Gather all lines from the material that contain "Meter".
* Start Data rows *
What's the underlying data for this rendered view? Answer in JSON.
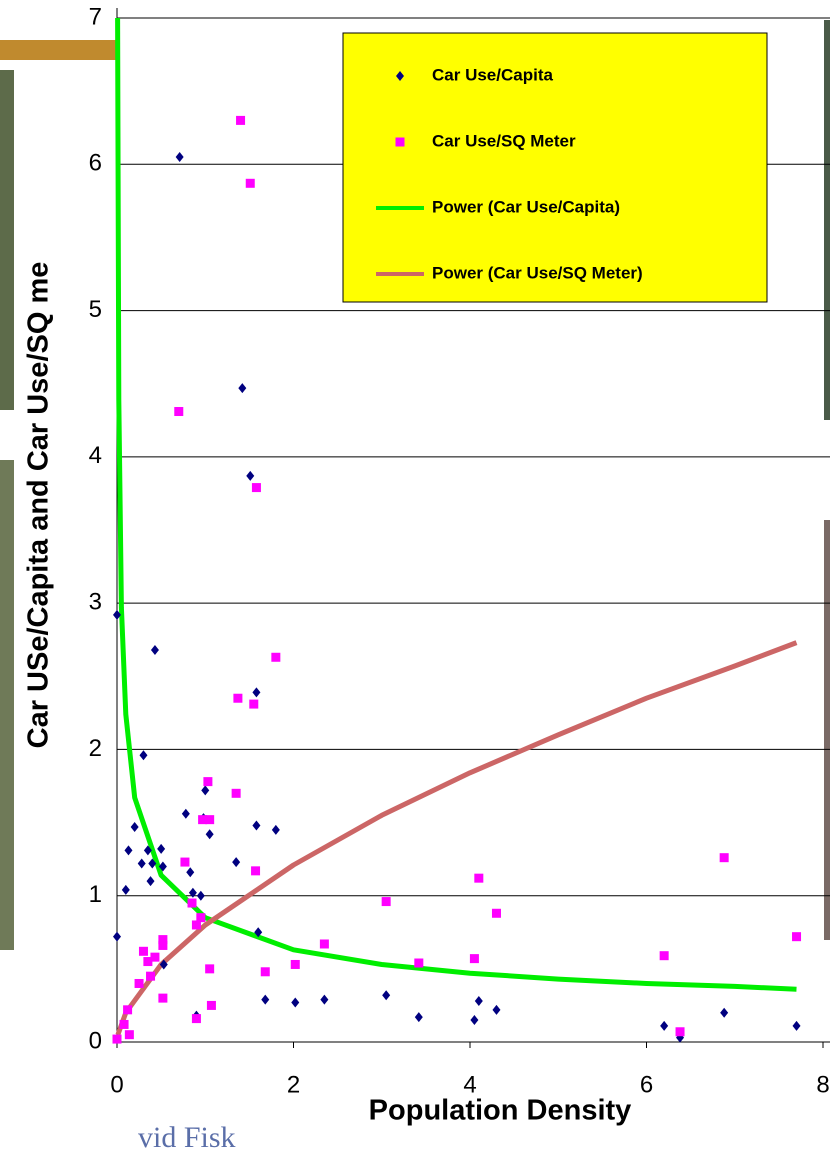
{
  "chart_data": {
    "type": "scatter",
    "x_label": "Population Density",
    "y_label": "Car USe/Capita and Car Use/SQ me",
    "xlim": [
      0,
      8
    ],
    "ylim": [
      0,
      7
    ],
    "xticks": [
      0,
      2,
      4,
      6,
      8
    ],
    "yticks": [
      0,
      1,
      2,
      3,
      4,
      5,
      6,
      7
    ],
    "grid": true,
    "legend": "upper right",
    "series": [
      {
        "name": "Car Use/Capita",
        "color": "#000080",
        "type": "scatter",
        "marker": "diamond",
        "x": [
          0.71,
          1.42,
          1.51,
          0.0,
          0.43,
          1.58,
          0.3,
          0.78,
          0.98,
          1.0,
          1.05,
          1.58,
          1.8,
          0.2,
          0.28,
          0.13,
          0.35,
          0.5,
          0.4,
          0.52,
          0.38,
          0.1,
          0.83,
          0.86,
          0.95,
          1.35,
          0.0,
          0.53,
          1.6,
          1.68,
          2.02,
          2.35,
          3.05,
          3.42,
          4.05,
          4.1,
          4.3,
          6.2,
          6.38,
          6.88,
          7.7,
          0.9
        ],
        "values": [
          6.05,
          4.47,
          3.87,
          2.92,
          2.68,
          2.39,
          1.96,
          1.56,
          1.53,
          1.72,
          1.42,
          1.48,
          1.45,
          1.47,
          1.22,
          1.31,
          1.31,
          1.32,
          1.22,
          1.2,
          1.1,
          1.04,
          1.16,
          1.02,
          1.0,
          1.23,
          0.72,
          0.53,
          0.75,
          0.29,
          0.27,
          0.29,
          0.32,
          0.17,
          0.15,
          0.28,
          0.22,
          0.11,
          0.03,
          0.2,
          0.11,
          0.18
        ]
      },
      {
        "name": "Car Use/SQ Meter",
        "color": "#ff00ff",
        "type": "scatter",
        "marker": "square",
        "x": [
          1.4,
          1.51,
          0.7,
          1.58,
          1.8,
          1.37,
          1.55,
          1.03,
          1.35,
          0.97,
          1.05,
          0.77,
          1.57,
          3.05,
          4.1,
          4.3,
          6.88,
          7.7,
          6.2,
          4.05,
          3.42,
          2.35,
          2.02,
          1.68,
          1.05,
          0.85,
          0.9,
          0.95,
          0.3,
          0.43,
          0.52,
          0.52,
          0.35,
          0.25,
          0.38,
          0.52,
          0.9,
          1.07,
          0.12,
          0.08,
          0.14,
          0.0,
          6.38
        ],
        "values": [
          6.3,
          5.87,
          4.31,
          3.79,
          2.63,
          2.35,
          2.31,
          1.78,
          1.7,
          1.52,
          1.52,
          1.23,
          1.17,
          0.96,
          1.12,
          0.88,
          1.26,
          0.72,
          0.59,
          0.57,
          0.54,
          0.67,
          0.53,
          0.48,
          0.5,
          0.95,
          0.8,
          0.85,
          0.62,
          0.58,
          0.66,
          0.7,
          0.55,
          0.4,
          0.45,
          0.3,
          0.16,
          0.25,
          0.22,
          0.12,
          0.05,
          0.02,
          0.07
        ]
      },
      {
        "name": "Power (Car Use/Capita)",
        "color": "#00ee00",
        "type": "line",
        "x": [
          0.007,
          0.02,
          0.05,
          0.1,
          0.2,
          0.5,
          1,
          2,
          3,
          4,
          5,
          6,
          7,
          7.7
        ],
        "values": [
          7.0,
          4.39,
          2.97,
          2.24,
          1.67,
          1.14,
          0.85,
          0.63,
          0.53,
          0.47,
          0.43,
          0.4,
          0.38,
          0.36
        ]
      },
      {
        "name": "Power (Car Use/SQ Meter)",
        "color": "#cc6666",
        "type": "line",
        "x": [
          0.01,
          0.1,
          0.5,
          1,
          2,
          3,
          4,
          5,
          6,
          7,
          7.7
        ],
        "values": [
          0.05,
          0.2,
          0.53,
          0.8,
          1.21,
          1.55,
          1.84,
          2.1,
          2.35,
          2.57,
          2.73
        ]
      }
    ]
  },
  "footer": "vid Fisk"
}
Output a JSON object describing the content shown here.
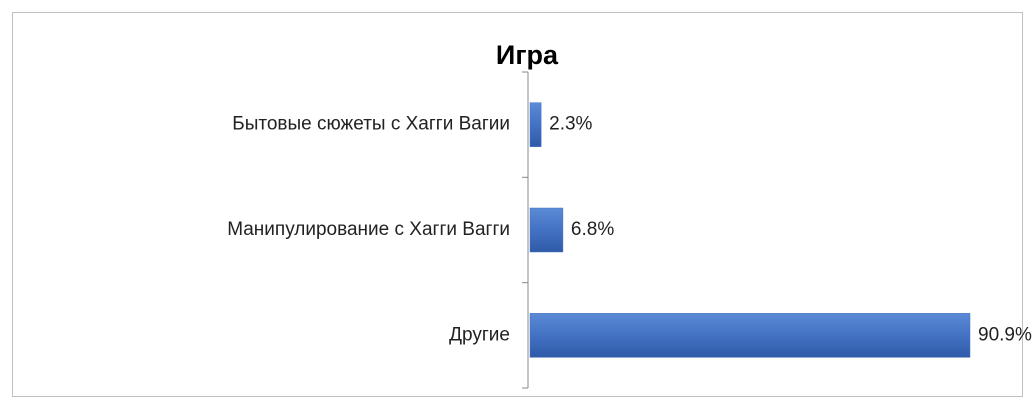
{
  "chart_data": {
    "type": "bar",
    "orientation": "horizontal",
    "title": "Игра",
    "categories": [
      "Бытовые сюжеты с Хагги Вагии",
      "Манипулирование с Хагги Вагги",
      "Другие"
    ],
    "values": [
      2.3,
      6.8,
      90.9
    ],
    "value_labels": [
      "2.3%",
      "6.8%",
      "90.9%"
    ],
    "color": "#4472c4"
  }
}
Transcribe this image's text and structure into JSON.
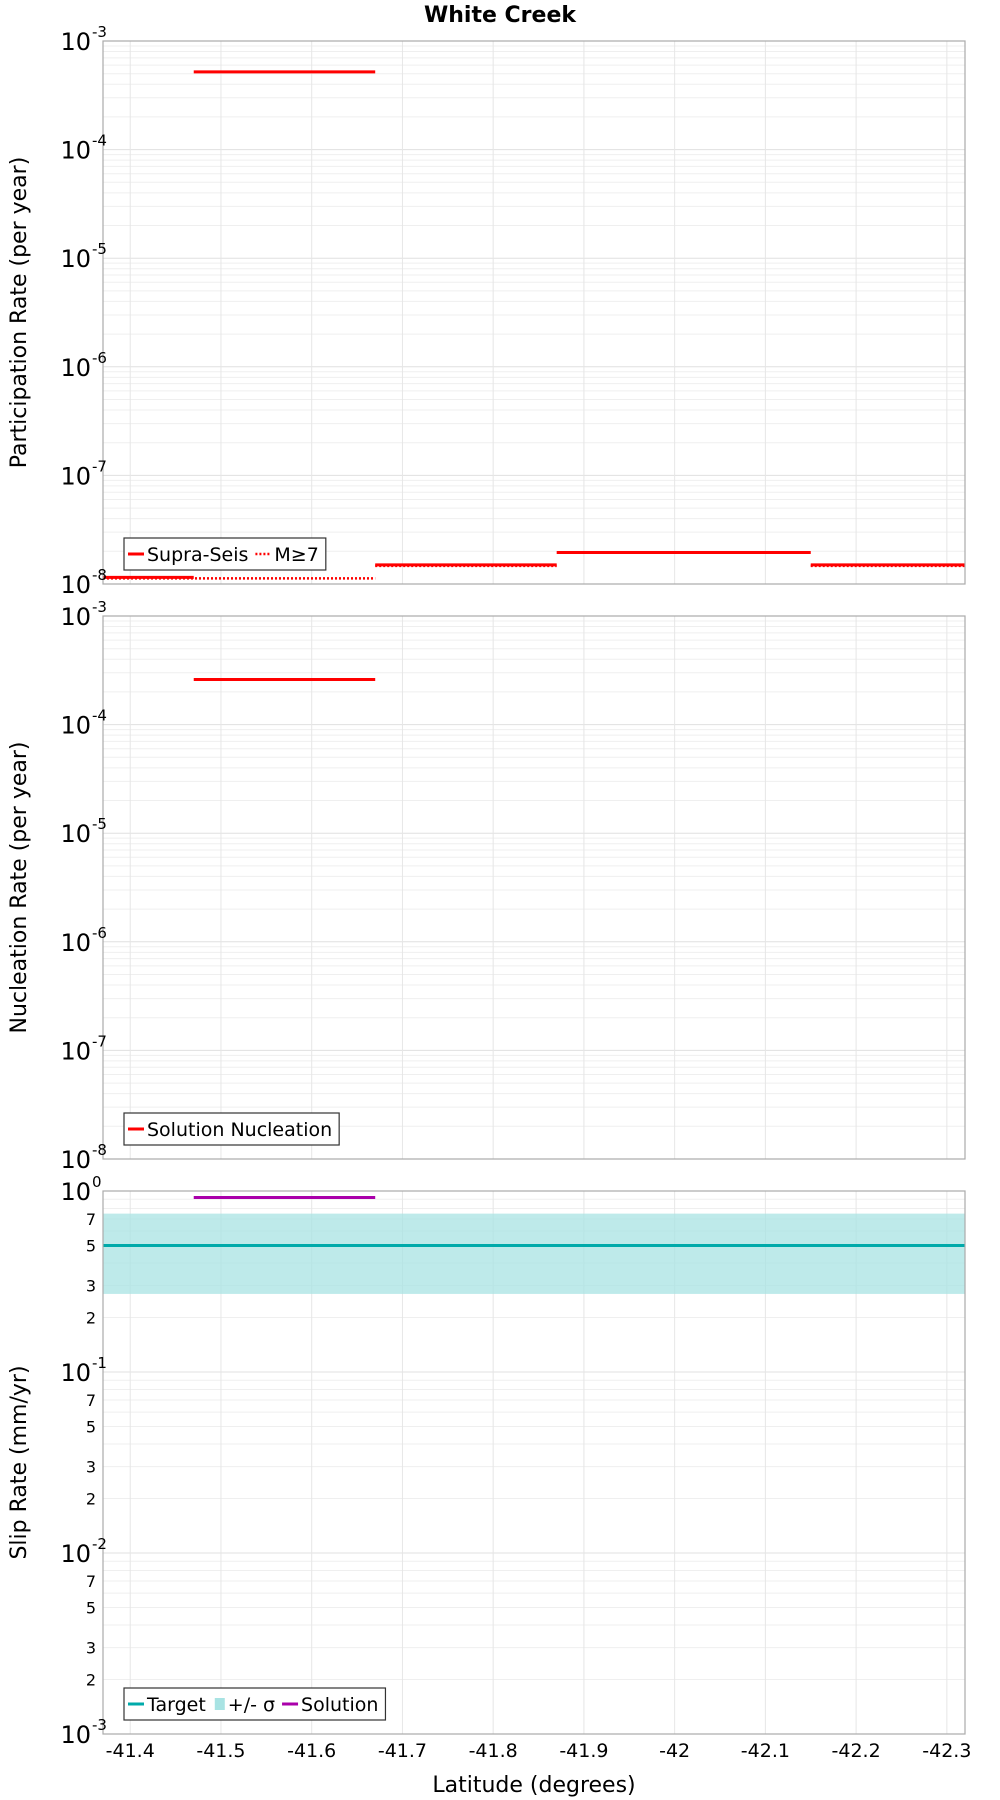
{
  "title": "White Creek",
  "xlabel": "Latitude (degrees)",
  "xlim": [
    -41.37,
    -42.32
  ],
  "x_ticks": [
    -41.4,
    -41.5,
    -41.6,
    -41.7,
    -41.8,
    -41.9,
    -42,
    -42.1,
    -42.2,
    -42.3
  ],
  "x_tick_labels": [
    "-41.4",
    "-41.5",
    "-41.6",
    "-41.7",
    "-41.8",
    "-41.9",
    "-42",
    "-42.1",
    "-42.2",
    "-42.3"
  ],
  "chart_data": [
    {
      "type": "line",
      "panel": "participation",
      "ylabel": "Participation Rate (per year)",
      "yscale": "log",
      "ylim": [
        1e-08,
        0.001
      ],
      "y_major_exponents": [
        -3,
        -4,
        -5,
        -6,
        -7,
        -8
      ],
      "legend": {
        "placement": "bottom-left",
        "entries": [
          {
            "label": "Supra-Seis",
            "style": "solid",
            "color": "#ff0000"
          },
          {
            "label": "M≥7",
            "style": "dotted",
            "color": "#ff0000"
          }
        ]
      },
      "series": [
        {
          "name": "Supra-Seis",
          "style": "solid",
          "color": "#ff0000",
          "segments": [
            {
              "x": [
                -41.37,
                -41.47
              ],
              "y": 1.15e-08
            },
            {
              "x": [
                -41.47,
                -41.67
              ],
              "y": 0.00052
            },
            {
              "x": [
                -41.67,
                -41.87
              ],
              "y": 1.5e-08
            },
            {
              "x": [
                -41.87,
                -42.15
              ],
              "y": 1.95e-08
            },
            {
              "x": [
                -42.15,
                -42.32
              ],
              "y": 1.5e-08
            }
          ]
        },
        {
          "name": "M≥7",
          "style": "dotted",
          "color": "#ff0000",
          "segments": [
            {
              "x": [
                -41.37,
                -41.67
              ],
              "y": 1.15e-08
            },
            {
              "x": [
                -41.67,
                -41.87
              ],
              "y": 1.5e-08
            },
            {
              "x": [
                -42.15,
                -42.32
              ],
              "y": 1.5e-08
            }
          ]
        }
      ]
    },
    {
      "type": "line",
      "panel": "nucleation",
      "ylabel": "Nucleation Rate (per year)",
      "yscale": "log",
      "ylim": [
        1e-08,
        0.001
      ],
      "y_major_exponents": [
        -3,
        -4,
        -5,
        -6,
        -7,
        -8
      ],
      "legend": {
        "placement": "bottom-left",
        "entries": [
          {
            "label": "Solution Nucleation",
            "style": "solid",
            "color": "#ff0000"
          }
        ]
      },
      "series": [
        {
          "name": "Solution Nucleation",
          "style": "solid",
          "color": "#ff0000",
          "segments": [
            {
              "x": [
                -41.47,
                -41.67
              ],
              "y": 0.00026
            }
          ]
        }
      ]
    },
    {
      "type": "line",
      "panel": "slip",
      "ylabel": "Slip Rate (mm/yr)",
      "yscale": "log",
      "ylim": [
        0.001,
        1
      ],
      "y_major_exponents": [
        0,
        -1,
        -2,
        -3
      ],
      "y_minor_labels": [
        "7",
        "5",
        "3",
        "2"
      ],
      "legend": {
        "placement": "bottom-left",
        "entries": [
          {
            "label": "Target",
            "style": "solid",
            "color": "#00aaaa"
          },
          {
            "label": "+/- σ",
            "style": "band",
            "color": "#a8e3e3"
          },
          {
            "label": "Solution",
            "style": "solid",
            "color": "#aa00aa"
          }
        ]
      },
      "band": {
        "name": "+/- σ",
        "y_low": 0.27,
        "y_high": 0.75,
        "x": [
          -41.37,
          -42.32
        ],
        "color": "#a8e3e3"
      },
      "series": [
        {
          "name": "Target",
          "style": "solid",
          "color": "#00aaaa",
          "segments": [
            {
              "x": [
                -41.37,
                -42.32
              ],
              "y": 0.5
            }
          ]
        },
        {
          "name": "Solution",
          "style": "solid",
          "color": "#aa00aa",
          "segments": [
            {
              "x": [
                -41.47,
                -41.67
              ],
              "y": 0.92
            }
          ]
        }
      ]
    }
  ]
}
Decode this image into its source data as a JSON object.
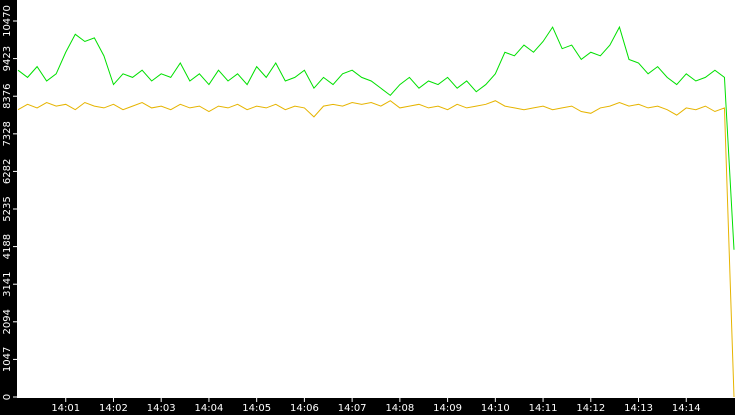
{
  "chart_data": {
    "type": "line",
    "x": [
      0,
      0.2,
      0.4,
      0.6,
      0.8,
      1,
      1.2,
      1.4,
      1.6,
      1.8,
      2,
      2.2,
      2.4,
      2.6,
      2.8,
      3,
      3.2,
      3.4,
      3.6,
      3.8,
      4,
      4.2,
      4.4,
      4.6,
      4.8,
      5,
      5.2,
      5.4,
      5.6,
      5.8,
      6,
      6.2,
      6.4,
      6.6,
      6.8,
      7,
      7.2,
      7.4,
      7.6,
      7.8,
      8,
      8.2,
      8.4,
      8.6,
      8.8,
      9,
      9.2,
      9.4,
      9.6,
      9.8,
      10,
      10.2,
      10.4,
      10.6,
      10.8,
      11,
      11.2,
      11.4,
      11.6,
      11.8,
      12,
      12.2,
      12.4,
      12.6,
      12.8,
      13,
      13.2,
      13.4,
      13.6,
      13.8,
      14,
      14.2,
      14.4,
      14.6,
      14.8,
      15
    ],
    "series": [
      {
        "color": "#00e000",
        "values": [
          9100,
          8900,
          9200,
          8800,
          9000,
          9600,
          10100,
          9900,
          10000,
          9500,
          8700,
          9000,
          8900,
          9100,
          8800,
          9000,
          8900,
          9300,
          8800,
          9000,
          8700,
          9100,
          8800,
          9000,
          8700,
          9200,
          8900,
          9300,
          8800,
          8900,
          9100,
          8600,
          8900,
          8700,
          9000,
          9100,
          8900,
          8800,
          8600,
          8400,
          8700,
          8900,
          8600,
          8800,
          8700,
          8900,
          8600,
          8800,
          8500,
          8700,
          9000,
          9600,
          9500,
          9800,
          9600,
          9900,
          10300,
          9700,
          9800,
          9400,
          9600,
          9500,
          9800,
          10300,
          9400,
          9300,
          9000,
          9200,
          8900,
          8700,
          9000,
          8800,
          8900,
          9100,
          8900,
          4100
        ]
      },
      {
        "color": "#e6b400",
        "values": [
          8000,
          8150,
          8050,
          8200,
          8100,
          8150,
          8000,
          8200,
          8100,
          8050,
          8150,
          8000,
          8100,
          8200,
          8050,
          8100,
          8000,
          8150,
          8050,
          8100,
          7950,
          8100,
          8050,
          8150,
          8000,
          8100,
          8050,
          8150,
          8000,
          8100,
          8050,
          7800,
          8100,
          8150,
          8100,
          8200,
          8150,
          8200,
          8100,
          8250,
          8050,
          8100,
          8150,
          8050,
          8100,
          8000,
          8150,
          8050,
          8100,
          8150,
          8250,
          8100,
          8050,
          8000,
          8050,
          8100,
          8000,
          8050,
          8100,
          7950,
          7900,
          8050,
          8100,
          8200,
          8100,
          8150,
          8050,
          8100,
          8000,
          7850,
          8050,
          8000,
          8100,
          7950,
          8050,
          0
        ]
      }
    ],
    "xlim": [
      0,
      15
    ],
    "ylim": [
      0,
      11055
    ],
    "xticks": [
      {
        "value": 1,
        "label": "14:01"
      },
      {
        "value": 2,
        "label": "14:02"
      },
      {
        "value": 3,
        "label": "14:03"
      },
      {
        "value": 4,
        "label": "14:04"
      },
      {
        "value": 5,
        "label": "14:05"
      },
      {
        "value": 6,
        "label": "14:06"
      },
      {
        "value": 7,
        "label": "14:07"
      },
      {
        "value": 8,
        "label": "14:08"
      },
      {
        "value": 9,
        "label": "14:09"
      },
      {
        "value": 10,
        "label": "14:10"
      },
      {
        "value": 11,
        "label": "14:11"
      },
      {
        "value": 12,
        "label": "14:12"
      },
      {
        "value": 13,
        "label": "14:13"
      },
      {
        "value": 14,
        "label": "14:14"
      }
    ],
    "yticks": [
      0,
      1047,
      2094,
      3141,
      4188,
      5235,
      6282,
      7328,
      8376,
      9423,
      10470
    ]
  }
}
* End Data rows *
Exercise answer:
        "name": "Car Use/SQ Meter",
        "name": "Power (Car Use/SQ Meter)",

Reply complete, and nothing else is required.